◆ **Task instructions**
Leaving out the pictures, transcribe all of the records faithfully.

◆ **Stored rows**
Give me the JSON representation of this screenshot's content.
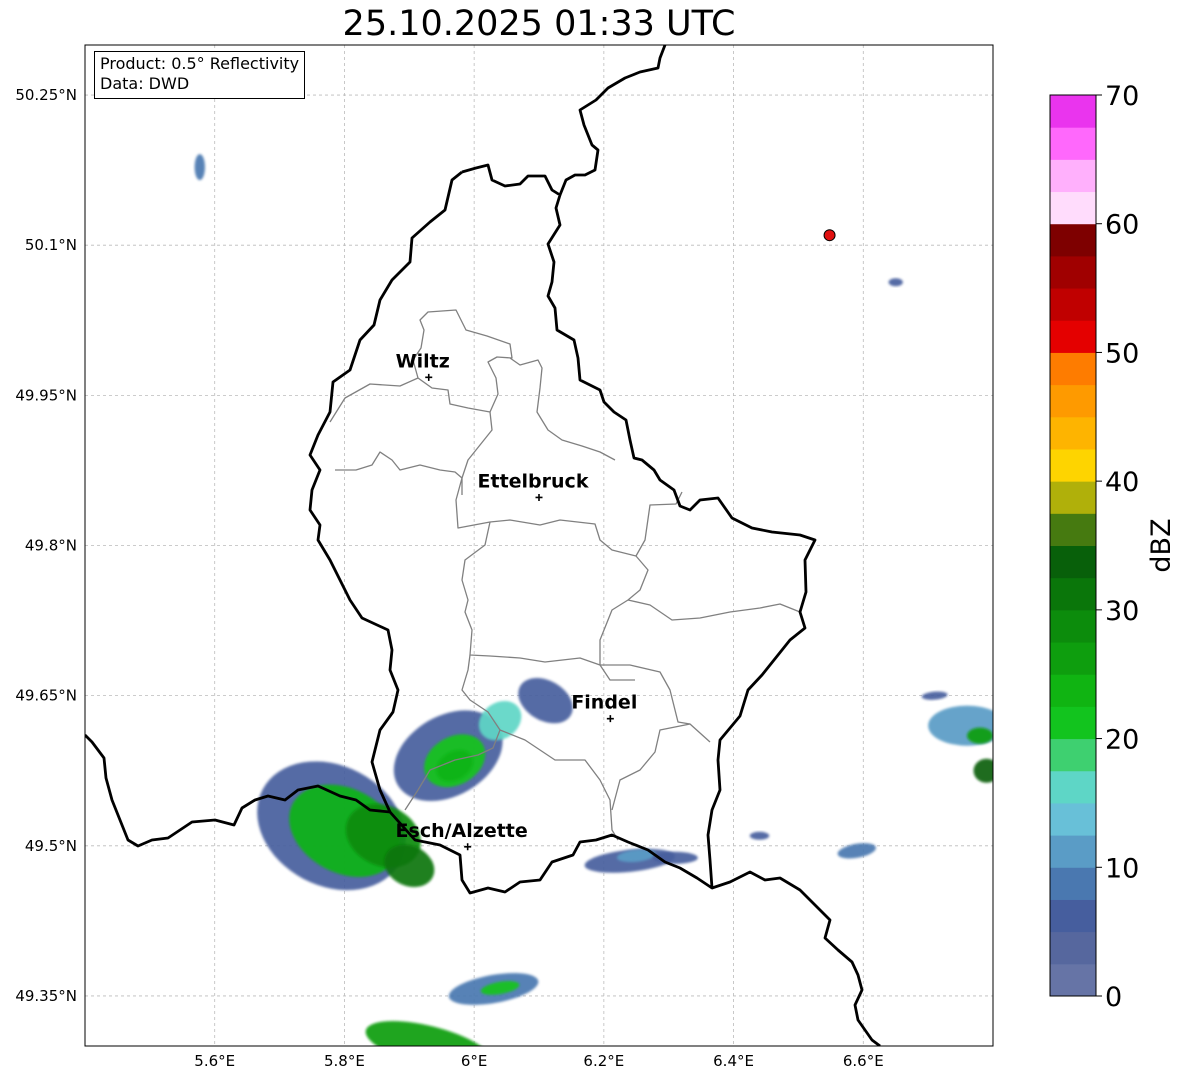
{
  "title": "25.10.2025 01:33 UTC",
  "info": {
    "product": "Product: 0.5° Reflectivity",
    "source": "Data: DWD"
  },
  "map": {
    "lon_range": [
      5.4,
      6.8
    ],
    "lat_range": [
      49.3,
      50.3
    ],
    "lat_ticks": [
      {
        "value": 50.25,
        "label": "50.25°N"
      },
      {
        "value": 50.1,
        "label": "50.1°N"
      },
      {
        "value": 49.95,
        "label": "49.95°N"
      },
      {
        "value": 49.8,
        "label": "49.8°N"
      },
      {
        "value": 49.65,
        "label": "49.65°N"
      },
      {
        "value": 49.5,
        "label": "49.5°N"
      },
      {
        "value": 49.35,
        "label": "49.35°N"
      }
    ],
    "lon_ticks": [
      {
        "value": 5.6,
        "label": "5.6°E"
      },
      {
        "value": 5.8,
        "label": "5.8°E"
      },
      {
        "value": 6.0,
        "label": "6°E"
      },
      {
        "value": 6.2,
        "label": "6.2°E"
      },
      {
        "value": 6.4,
        "label": "6.4°E"
      },
      {
        "value": 6.6,
        "label": "6.6°E"
      }
    ],
    "cities": [
      {
        "name": "Wiltz",
        "lon": 5.93,
        "lat": 49.968
      },
      {
        "name": "Ettelbruck",
        "lon": 6.1,
        "lat": 49.848
      },
      {
        "name": "Findel",
        "lon": 6.21,
        "lat": 49.627
      },
      {
        "name": "Esch/Alzette",
        "lon": 5.99,
        "lat": 49.499
      }
    ],
    "radar_site": {
      "lon": 6.548,
      "lat": 50.11,
      "color": "#e11010"
    },
    "border_color": "#000000",
    "canton_color": "#808080",
    "grid": true
  },
  "colorbar": {
    "label": "dBZ",
    "min": 0,
    "max": 70,
    "step": 2.5,
    "ticks": [
      {
        "value": 0,
        "label": "0"
      },
      {
        "value": 10,
        "label": "10"
      },
      {
        "value": 20,
        "label": "20"
      },
      {
        "value": 30,
        "label": "30"
      },
      {
        "value": 40,
        "label": "40"
      },
      {
        "value": 50,
        "label": "50"
      },
      {
        "value": 60,
        "label": "60"
      },
      {
        "value": 70,
        "label": "70"
      }
    ],
    "colors": [
      "#6674a6",
      "#56679e",
      "#465e9e",
      "#4a78b0",
      "#5a9cc6",
      "#68c0d8",
      "#5ed6c6",
      "#3ed070",
      "#12c41e",
      "#10b412",
      "#0e9e0e",
      "#0c8c0c",
      "#0a760a",
      "#08600a",
      "#467a10",
      "#b0b00a",
      "#fed400",
      "#feb400",
      "#fe9a00",
      "#fe7c00",
      "#e40000",
      "#c00000",
      "#a00000",
      "#7e0000",
      "#ffdcfc",
      "#ffb0fc",
      "#ff68fc",
      "#ea34ee"
    ]
  },
  "radar_echoes": [
    {
      "lon": 5.78,
      "lat": 49.52,
      "rx": 0.12,
      "ry": 0.06,
      "rot": 28,
      "dbz": 6
    },
    {
      "lon": 5.8,
      "lat": 49.515,
      "rx": 0.09,
      "ry": 0.042,
      "rot": 28,
      "dbz": 24
    },
    {
      "lon": 5.86,
      "lat": 49.51,
      "rx": 0.06,
      "ry": 0.03,
      "rot": 25,
      "dbz": 29
    },
    {
      "lon": 5.9,
      "lat": 49.48,
      "rx": 0.04,
      "ry": 0.02,
      "rot": 25,
      "dbz": 31
    },
    {
      "lon": 5.96,
      "lat": 49.59,
      "rx": 0.09,
      "ry": 0.04,
      "rot": -30,
      "dbz": 7
    },
    {
      "lon": 5.97,
      "lat": 49.585,
      "rx": 0.05,
      "ry": 0.024,
      "rot": -30,
      "dbz": 20
    },
    {
      "lon": 5.97,
      "lat": 49.58,
      "rx": 0.03,
      "ry": 0.014,
      "rot": -30,
      "dbz": 24
    },
    {
      "lon": 6.11,
      "lat": 49.645,
      "rx": 0.045,
      "ry": 0.02,
      "rot": 30,
      "dbz": 5
    },
    {
      "lon": 6.04,
      "lat": 49.625,
      "rx": 0.035,
      "ry": 0.018,
      "rot": -35,
      "dbz": 16
    },
    {
      "lon": 6.24,
      "lat": 49.485,
      "rx": 0.07,
      "ry": 0.011,
      "rot": -6,
      "dbz": 5
    },
    {
      "lon": 6.25,
      "lat": 49.49,
      "rx": 0.03,
      "ry": 0.006,
      "rot": -6,
      "dbz": 12
    },
    {
      "lon": 6.03,
      "lat": 49.357,
      "rx": 0.07,
      "ry": 0.014,
      "rot": -10,
      "dbz": 8
    },
    {
      "lon": 6.04,
      "lat": 49.358,
      "rx": 0.03,
      "ry": 0.006,
      "rot": -10,
      "dbz": 20
    },
    {
      "lon": 5.93,
      "lat": 49.3,
      "rx": 0.1,
      "ry": 0.02,
      "rot": 14,
      "dbz": 26
    },
    {
      "lon": 6.76,
      "lat": 49.62,
      "rx": 0.06,
      "ry": 0.02,
      "rot": 0,
      "dbz": 10
    },
    {
      "lon": 6.78,
      "lat": 49.61,
      "rx": 0.02,
      "ry": 0.008,
      "rot": 0,
      "dbz": 25
    },
    {
      "lon": 6.79,
      "lat": 49.575,
      "rx": 0.02,
      "ry": 0.012,
      "rot": 0,
      "dbz": 33
    },
    {
      "lon": 5.577,
      "lat": 50.178,
      "rx": 0.008,
      "ry": 0.013,
      "rot": 0,
      "dbz": 8
    },
    {
      "lon": 6.65,
      "lat": 50.063,
      "rx": 0.011,
      "ry": 0.004,
      "rot": 0,
      "dbz": 6
    },
    {
      "lon": 6.59,
      "lat": 49.495,
      "rx": 0.03,
      "ry": 0.007,
      "rot": -10,
      "dbz": 9
    },
    {
      "lon": 6.44,
      "lat": 49.51,
      "rx": 0.015,
      "ry": 0.004,
      "rot": 0,
      "dbz": 6
    },
    {
      "lon": 6.71,
      "lat": 49.65,
      "rx": 0.02,
      "ry": 0.004,
      "rot": -5,
      "dbz": 6
    },
    {
      "lon": 6.31,
      "lat": 49.488,
      "rx": 0.035,
      "ry": 0.006,
      "rot": 0,
      "dbz": 5
    }
  ]
}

◆ **Expected answer**
Give me the JSON representation of this screenshot's content.
{
  "title": "25.10.2025 01:33 UTC",
  "info": {
    "product": "Product: 0.5° Reflectivity",
    "source": "Data: DWD"
  },
  "map": {
    "lon_range": [
      5.4,
      6.8
    ],
    "lat_range": [
      49.3,
      50.3
    ],
    "lat_ticks": [
      {
        "value": 50.25,
        "label": "50.25°N"
      },
      {
        "value": 50.1,
        "label": "50.1°N"
      },
      {
        "value": 49.95,
        "label": "49.95°N"
      },
      {
        "value": 49.8,
        "label": "49.8°N"
      },
      {
        "value": 49.65,
        "label": "49.65°N"
      },
      {
        "value": 49.5,
        "label": "49.5°N"
      },
      {
        "value": 49.35,
        "label": "49.35°N"
      }
    ],
    "lon_ticks": [
      {
        "value": 5.6,
        "label": "5.6°E"
      },
      {
        "value": 5.8,
        "label": "5.8°E"
      },
      {
        "value": 6.0,
        "label": "6°E"
      },
      {
        "value": 6.2,
        "label": "6.2°E"
      },
      {
        "value": 6.4,
        "label": "6.4°E"
      },
      {
        "value": 6.6,
        "label": "6.6°E"
      }
    ],
    "cities": [
      {
        "name": "Wiltz",
        "lon": 5.93,
        "lat": 49.968
      },
      {
        "name": "Ettelbruck",
        "lon": 6.1,
        "lat": 49.848
      },
      {
        "name": "Findel",
        "lon": 6.21,
        "lat": 49.627
      },
      {
        "name": "Esch/Alzette",
        "lon": 5.99,
        "lat": 49.499
      }
    ],
    "radar_site": {
      "lon": 6.548,
      "lat": 50.11,
      "color": "#e11010"
    },
    "border_color": "#000000",
    "canton_color": "#808080",
    "grid": true
  },
  "colorbar": {
    "label": "dBZ",
    "min": 0,
    "max": 70,
    "step": 2.5,
    "ticks": [
      {
        "value": 0,
        "label": "0"
      },
      {
        "value": 10,
        "label": "10"
      },
      {
        "value": 20,
        "label": "20"
      },
      {
        "value": 30,
        "label": "30"
      },
      {
        "value": 40,
        "label": "40"
      },
      {
        "value": 50,
        "label": "50"
      },
      {
        "value": 60,
        "label": "60"
      },
      {
        "value": 70,
        "label": "70"
      }
    ],
    "colors": [
      "#6674a6",
      "#56679e",
      "#465e9e",
      "#4a78b0",
      "#5a9cc6",
      "#68c0d8",
      "#5ed6c6",
      "#3ed070",
      "#12c41e",
      "#10b412",
      "#0e9e0e",
      "#0c8c0c",
      "#0a760a",
      "#08600a",
      "#467a10",
      "#b0b00a",
      "#fed400",
      "#feb400",
      "#fe9a00",
      "#fe7c00",
      "#e40000",
      "#c00000",
      "#a00000",
      "#7e0000",
      "#ffdcfc",
      "#ffb0fc",
      "#ff68fc",
      "#ea34ee"
    ]
  },
  "radar_echoes": [
    {
      "lon": 5.78,
      "lat": 49.52,
      "rx": 0.12,
      "ry": 0.06,
      "rot": 28,
      "dbz": 6
    },
    {
      "lon": 5.8,
      "lat": 49.515,
      "rx": 0.09,
      "ry": 0.042,
      "rot": 28,
      "dbz": 24
    },
    {
      "lon": 5.86,
      "lat": 49.51,
      "rx": 0.06,
      "ry": 0.03,
      "rot": 25,
      "dbz": 29
    },
    {
      "lon": 5.9,
      "lat": 49.48,
      "rx": 0.04,
      "ry": 0.02,
      "rot": 25,
      "dbz": 31
    },
    {
      "lon": 5.96,
      "lat": 49.59,
      "rx": 0.09,
      "ry": 0.04,
      "rot": -30,
      "dbz": 7
    },
    {
      "lon": 5.97,
      "lat": 49.585,
      "rx": 0.05,
      "ry": 0.024,
      "rot": -30,
      "dbz": 20
    },
    {
      "lon": 5.97,
      "lat": 49.58,
      "rx": 0.03,
      "ry": 0.014,
      "rot": -30,
      "dbz": 24
    },
    {
      "lon": 6.11,
      "lat": 49.645,
      "rx": 0.045,
      "ry": 0.02,
      "rot": 30,
      "dbz": 5
    },
    {
      "lon": 6.04,
      "lat": 49.625,
      "rx": 0.035,
      "ry": 0.018,
      "rot": -35,
      "dbz": 16
    },
    {
      "lon": 6.24,
      "lat": 49.485,
      "rx": 0.07,
      "ry": 0.011,
      "rot": -6,
      "dbz": 5
    },
    {
      "lon": 6.25,
      "lat": 49.49,
      "rx": 0.03,
      "ry": 0.006,
      "rot": -6,
      "dbz": 12
    },
    {
      "lon": 6.03,
      "lat": 49.357,
      "rx": 0.07,
      "ry": 0.014,
      "rot": -10,
      "dbz": 8
    },
    {
      "lon": 6.04,
      "lat": 49.358,
      "rx": 0.03,
      "ry": 0.006,
      "rot": -10,
      "dbz": 20
    },
    {
      "lon": 5.93,
      "lat": 49.3,
      "rx": 0.1,
      "ry": 0.02,
      "rot": 14,
      "dbz": 26
    },
    {
      "lon": 6.76,
      "lat": 49.62,
      "rx": 0.06,
      "ry": 0.02,
      "rot": 0,
      "dbz": 10
    },
    {
      "lon": 6.78,
      "lat": 49.61,
      "rx": 0.02,
      "ry": 0.008,
      "rot": 0,
      "dbz": 25
    },
    {
      "lon": 6.79,
      "lat": 49.575,
      "rx": 0.02,
      "ry": 0.012,
      "rot": 0,
      "dbz": 33
    },
    {
      "lon": 5.577,
      "lat": 50.178,
      "rx": 0.008,
      "ry": 0.013,
      "rot": 0,
      "dbz": 8
    },
    {
      "lon": 6.65,
      "lat": 50.063,
      "rx": 0.011,
      "ry": 0.004,
      "rot": 0,
      "dbz": 6
    },
    {
      "lon": 6.59,
      "lat": 49.495,
      "rx": 0.03,
      "ry": 0.007,
      "rot": -10,
      "dbz": 9
    },
    {
      "lon": 6.44,
      "lat": 49.51,
      "rx": 0.015,
      "ry": 0.004,
      "rot": 0,
      "dbz": 6
    },
    {
      "lon": 6.71,
      "lat": 49.65,
      "rx": 0.02,
      "ry": 0.004,
      "rot": -5,
      "dbz": 6
    },
    {
      "lon": 6.31,
      "lat": 49.488,
      "rx": 0.035,
      "ry": 0.006,
      "rot": 0,
      "dbz": 5
    }
  ]
}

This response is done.